● **What the exercise asks**: Scan the records below. List lines holding "curve".

● **Provided entries**:

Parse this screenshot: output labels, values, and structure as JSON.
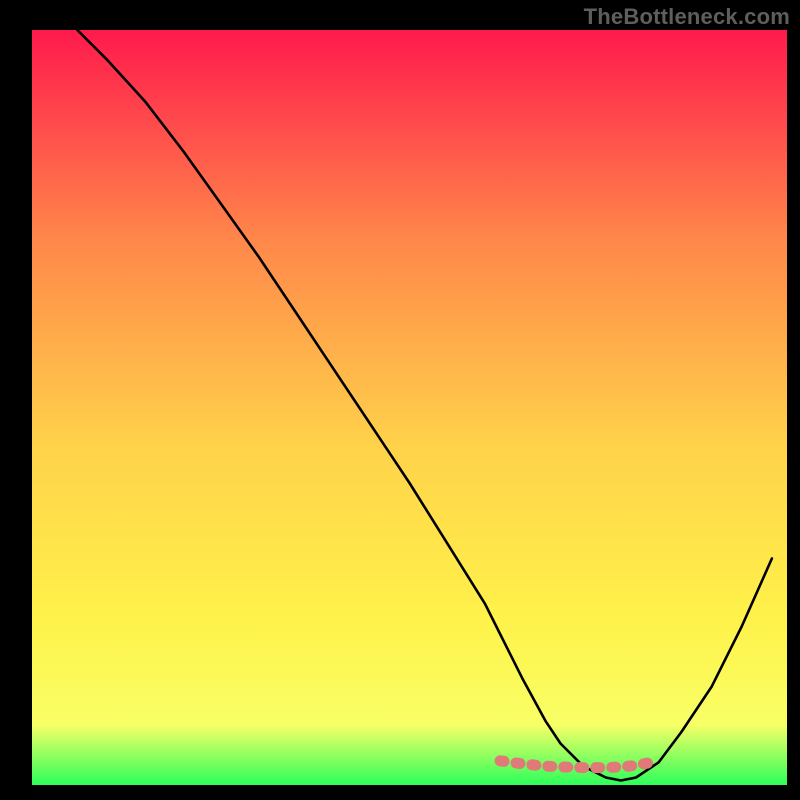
{
  "watermark": "TheBottleneck.com",
  "colors": {
    "background": "#000000",
    "gradient_top": "#ff1a4d",
    "gradient_upper_mid": "#ff884a",
    "gradient_mid": "#ffd24a",
    "gradient_lower_mid": "#fff24a",
    "gradient_near_bottom": "#f8ff66",
    "gradient_bottom": "#2cff5a",
    "curve": "#000000",
    "highlight": "#e07a78",
    "watermark": "#5e5e5e"
  },
  "chart_data": {
    "type": "line",
    "title": "",
    "xlabel": "",
    "ylabel": "",
    "xlim": [
      0,
      100
    ],
    "ylim": [
      0,
      100
    ],
    "annotations": [],
    "series": [
      {
        "name": "bottleneck-curve",
        "x": [
          6,
          10,
          15,
          20,
          25,
          30,
          35,
          40,
          45,
          50,
          55,
          60,
          62,
          65,
          68,
          70,
          73,
          76,
          78,
          80,
          83,
          86,
          90,
          94,
          98
        ],
        "y": [
          100,
          96,
          90.5,
          84,
          77,
          70,
          62.5,
          55,
          47.5,
          40,
          32,
          24,
          20,
          14,
          8.5,
          5.5,
          2.5,
          1,
          0.6,
          1,
          3,
          7,
          13,
          21,
          30
        ]
      }
    ],
    "highlight_segment": {
      "name": "optimal-range",
      "x": [
        62,
        65,
        68,
        70,
        73,
        76,
        78,
        80,
        83
      ],
      "y": [
        3.2,
        2.8,
        2.5,
        2.4,
        2.3,
        2.3,
        2.4,
        2.6,
        3.2
      ]
    }
  }
}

● **Response**:
    "curve": "#000000",
        "name": "bottleneck-curve",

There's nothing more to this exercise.